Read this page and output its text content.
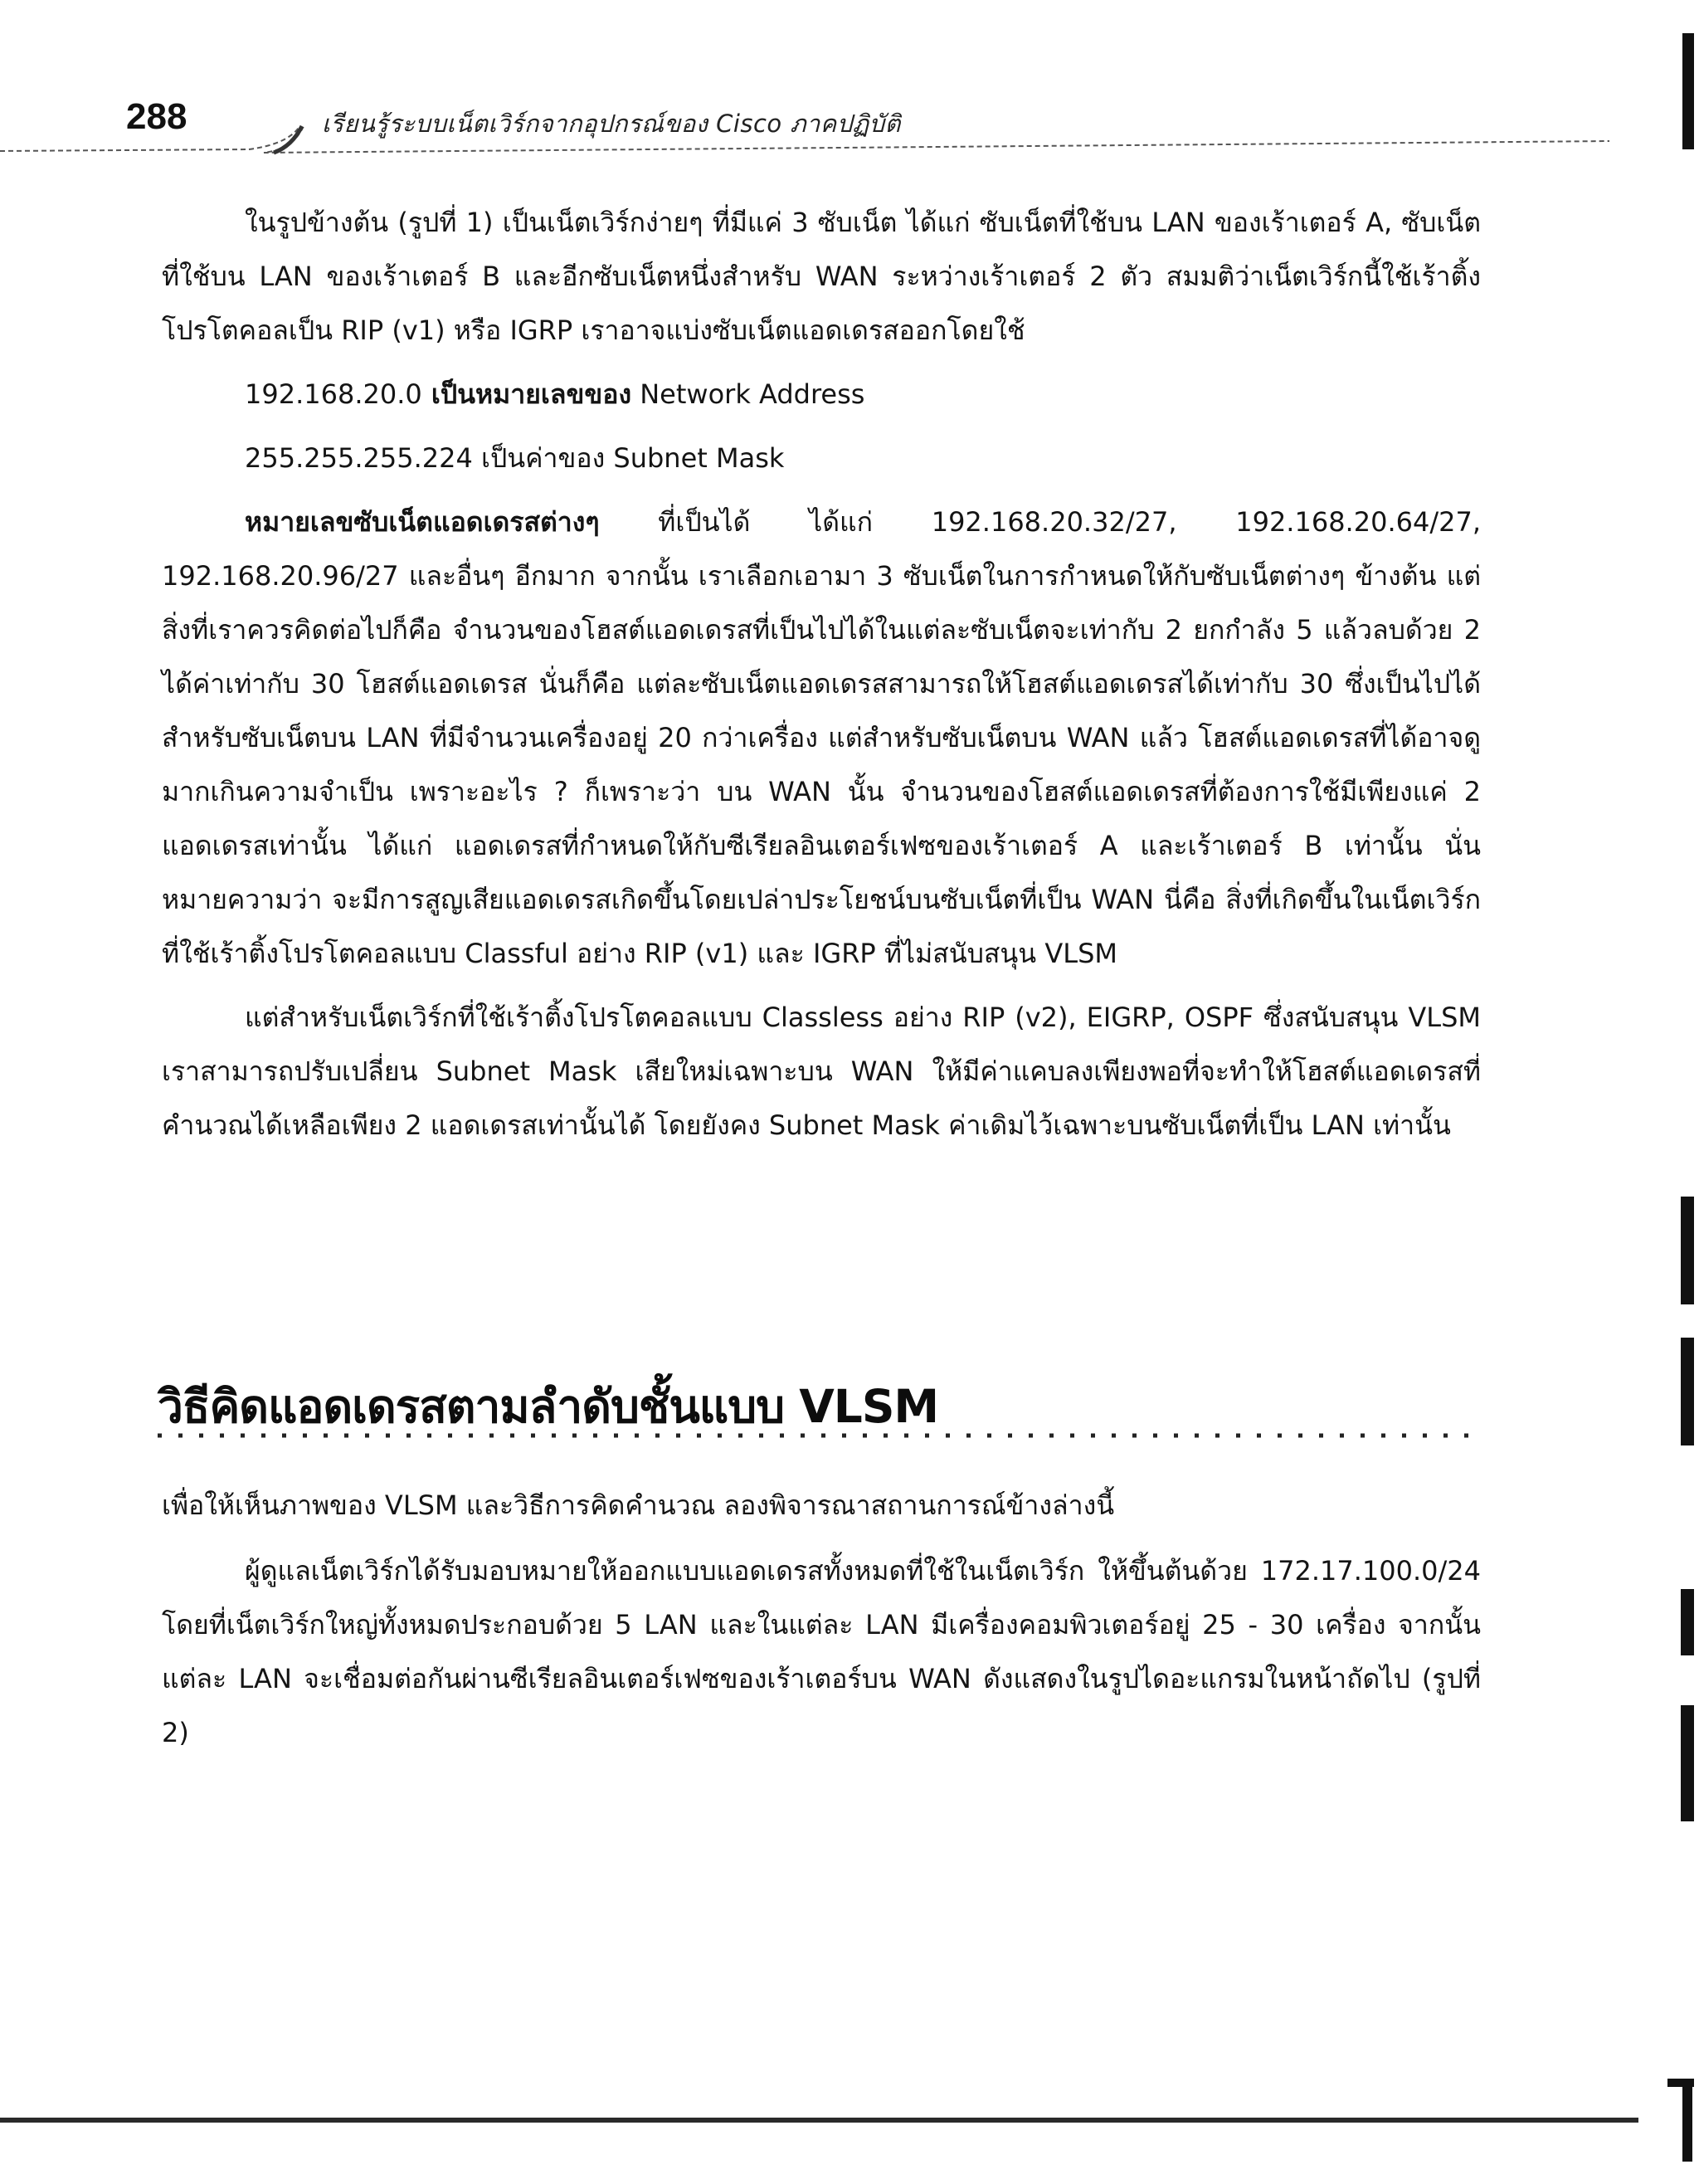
288	เรียนรู้ระบบเน็ตเวิร์กจากอุปกรณ์ของ Cisco ภาคปฏิบัติ

ในรูปข้างต้น (รูปที่ 1) เป็นเน็ตเวิร์กง่ายๆ ที่มีแค่ 3 ซับเน็ต ได้แก่ ซับเน็ตที่ใช้บน LAN ของเร้าเตอร์ A, ซับเน็ตที่ใช้บน LAN ของเร้าเตอร์ B และอีกซับเน็ตหนึ่งสำหรับ WAN ระหว่างเร้าเตอร์ 2 ตัว สมมติว่าเน็ตเวิร์กนี้ใช้เร้าติ้งโปรโตคอลเป็น RIP (v1) หรือ IGRP เราอาจแบ่งซับเน็ตแอดเดรสออกโดยใช้

192.168.20.0 เป็นหมายเลขของ Network Address

255.255.255.224 เป็นค่าของ Subnet Mask

หมายเลขซับเน็ตแอดเดรสต่างๆ ที่เป็นได้ ได้แก่ 192.168.20.32/27, 192.168.20.64/27, 192.168.20.96/27 และอื่นๆ อีกมาก จากนั้น เราเลือกเอามา 3 ซับเน็ตในการกำหนดให้กับซับเน็ตต่างๆ ข้างต้น แต่สิ่งที่เราควรคิดต่อไปก็คือ จำนวนของโฮสต์แอดเดรสที่เป็นไปได้ในแต่ละซับเน็ตจะเท่ากับ 2 ยกกำลัง 5 แล้วลบด้วย 2 ได้ค่าเท่ากับ 30 โฮสต์แอดเดรส นั่นก็คือ แต่ละซับเน็ตแอดเดรสสามารถให้โฮสต์แอดเดรสได้เท่ากับ 30 ซึ่งเป็นไปได้สำหรับซับเน็ตบน LAN ที่มีจำนวนเครื่องอยู่ 20 กว่าเครื่อง แต่สำหรับซับเน็ตบน WAN แล้ว โฮสต์แอดเดรสที่ได้อาจดูมากเกินความจำเป็น เพราะอะไร ? ก็เพราะว่า บน WAN นั้น จำนวนของโฮสต์แอดเดรสที่ต้องการใช้มีเพียงแค่ 2 แอดเดรสเท่านั้น ได้แก่ แอดเดรสที่กำหนดให้กับซีเรียลอินเตอร์เฟซของเร้าเตอร์ A และเร้าเตอร์ B เท่านั้น นั่นหมายความว่า จะมีการสูญเสียแอดเดรสเกิดขึ้นโดยเปล่าประโยชน์บนซับเน็ตที่เป็น WAN นี่คือ สิ่งที่เกิดขึ้นในเน็ตเวิร์กที่ใช้เร้าติ้งโปรโตคอลแบบ Classful อย่าง RIP (v1) และ IGRP ที่ไม่สนับสนุน VLSM

แต่สำหรับเน็ตเวิร์กที่ใช้เร้าติ้งโปรโตคอลแบบ Classless อย่าง RIP (v2), EIGRP, OSPF ซึ่งสนับสนุน VLSM เราสามารถปรับเปลี่ยน Subnet Mask เสียใหม่เฉพาะบน WAN ให้มีค่าแคบลงเพียงพอที่จะทำให้โฮสต์แอดเดรสที่คำนวณได้เหลือเพียง 2 แอดเดรสเท่านั้นได้ โดยยังคง Subnet Mask ค่าเดิมไว้เฉพาะบนซับเน็ตที่เป็น LAN เท่านั้น

วิธีคิดแอดเดรสตามลำดับชั้นแบบ VLSM

เพื่อให้เห็นภาพของ VLSM และวิธีการคิดคำนวณ ลองพิจารณาสถานการณ์ข้างล่างนี้

ผู้ดูแลเน็ตเวิร์กได้รับมอบหมายให้ออกแบบแอดเดรสทั้งหมดที่ใช้ในเน็ตเวิร์ก ให้ขึ้นต้นด้วย 172.17.100.0/24 โดยที่เน็ตเวิร์กใหญ่ทั้งหมดประกอบด้วย 5 LAN และในแต่ละ LAN มีเครื่องคอมพิวเตอร์อยู่ 25 - 30 เครื่อง จากนั้นแต่ละ LAN จะเชื่อมต่อกันผ่านซีเรียลอินเตอร์เฟซของเร้าเตอร์บน WAN ดังแสดงในรูปไดอะแกรมในหน้าถัดไป (รูปที่ 2)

________________________________________

Your copy of the data should match it exactly, except that pictures are left out.

◆ **Finished task**:
Read this page and output its text content.
288	เรียนรู้ระบบเน็ตเวิร์กจากอุปกรณ์ของ Cisco ภาคปฏิบัติ

ในรูปข้างต้น (รูปที่ 1) เป็นเน็ตเวิร์กง่ายๆ ที่มีแค่ 3 ซับเน็ต ได้แก่ ซับเน็ตที่ใช้บน LAN ของเร้าเตอร์ A, ซับเน็ตที่ใช้บน LAN ของเร้าเตอร์ B และอีกซับเน็ตหนึ่งสำหรับ WAN ระหว่างเร้าเตอร์ 2 ตัว สมมติว่าเน็ตเวิร์กนี้ใช้เร้าติ้งโปรโตคอลเป็น RIP (v1) หรือ IGRP เราอาจแบ่งซับเน็ตแอดเดรสออกโดยใช้

192.168.20.0 เป็นหมายเลขของ Network Address

255.255.255.224 เป็นค่าของ Subnet Mask

หมายเลขซับเน็ตแอดเดรสต่างๆ ที่เป็นได้ ได้แก่ 192.168.20.32/27, 192.168.20.64/27, 192.168.20.96/27 และอื่นๆ อีกมาก จากนั้น เราเลือกเอามา 3 ซับเน็ตในการกำหนดให้กับซับเน็ตต่างๆ ข้างต้น แต่สิ่งที่เราควรคิดต่อไปก็คือ จำนวนของโฮสต์แอดเดรสที่เป็นไปได้ในแต่ละซับเน็ตจะเท่ากับ 2 ยกกำลัง 5 แล้วลบด้วย 2 ได้ค่าเท่ากับ 30 โฮสต์แอดเดรส นั่นก็คือ แต่ละซับเน็ตแอดเดรสสามารถให้โฮสต์แอดเดรสได้เท่ากับ 30 ซึ่งเป็นไปได้สำหรับซับเน็ตบน LAN ที่มีจำนวนเครื่องอยู่ 20 กว่าเครื่อง แต่สำหรับซับเน็ตบน WAN แล้ว โฮสต์แอดเดรสที่ได้อาจดูมากเกินความจำเป็น เพราะอะไร ? ก็เพราะว่า บน WAN นั้น จำนวนของโฮสต์แอดเดรสที่ต้องการใช้มีเพียงแค่ 2 แอดเดรสเท่านั้น ได้แก่ แอดเดรสที่กำหนดให้กับซีเรียลอินเตอร์เฟซของเร้าเตอร์ A และเร้าเตอร์ B เท่านั้น นั่นหมายความว่า จะมีการสูญเสียแอดเดรสเกิดขึ้นโดยเปล่าประโยชน์บนซับเน็ตที่เป็น WAN นี่คือ สิ่งที่เกิดขึ้นในเน็ตเวิร์กที่ใช้เร้าติ้งโปรโตคอลแบบ Classful อย่าง RIP (v1) และ IGRP ที่ไม่สนับสนุน VLSM

แต่สำหรับเน็ตเวิร์กที่ใช้เร้าติ้งโปรโตคอลแบบ Classless อย่าง RIP (v2), EIGRP, OSPF ซึ่งสนับสนุน VLSM เราสามารถปรับเปลี่ยน Subnet Mask เสียใหม่เฉพาะบน WAN ให้มีค่าแคบลงเพียงพอที่จะทำให้โฮสต์แอดเดรสที่คำนวณได้เหลือเพียง 2 แอดเดรสเท่านั้นได้ โดยยังคง Subnet Mask ค่าเดิมไว้เฉพาะบนซับเน็ตที่เป็น LAN เท่านั้น

วิธีคิดแอดเดรสตามลำดับชั้นแบบ VLSM

เพื่อให้เห็นภาพของ VLSM และวิธีการคิดคำนวณ ลองพิจารณาสถานการณ์ข้างล่างนี้

ผู้ดูแลเน็ตเวิร์กได้รับมอบหมายให้ออกแบบแอดเดรสทั้งหมดที่ใช้ในเน็ตเวิร์ก ให้ขึ้นต้นด้วย 172.17.100.0/24 โดยที่เน็ตเวิร์กใหญ่ทั้งหมดประกอบด้วย 5 LAN และในแต่ละ LAN มีเครื่องคอมพิวเตอร์อยู่ 25 - 30 เครื่อง จากนั้นแต่ละ LAN จะเชื่อมต่อกันผ่านซีเรียลอินเตอร์เฟซของเร้าเตอร์บน WAN ดังแสดงในรูปไดอะแกรมในหน้าถัดไป (รูปที่ 2)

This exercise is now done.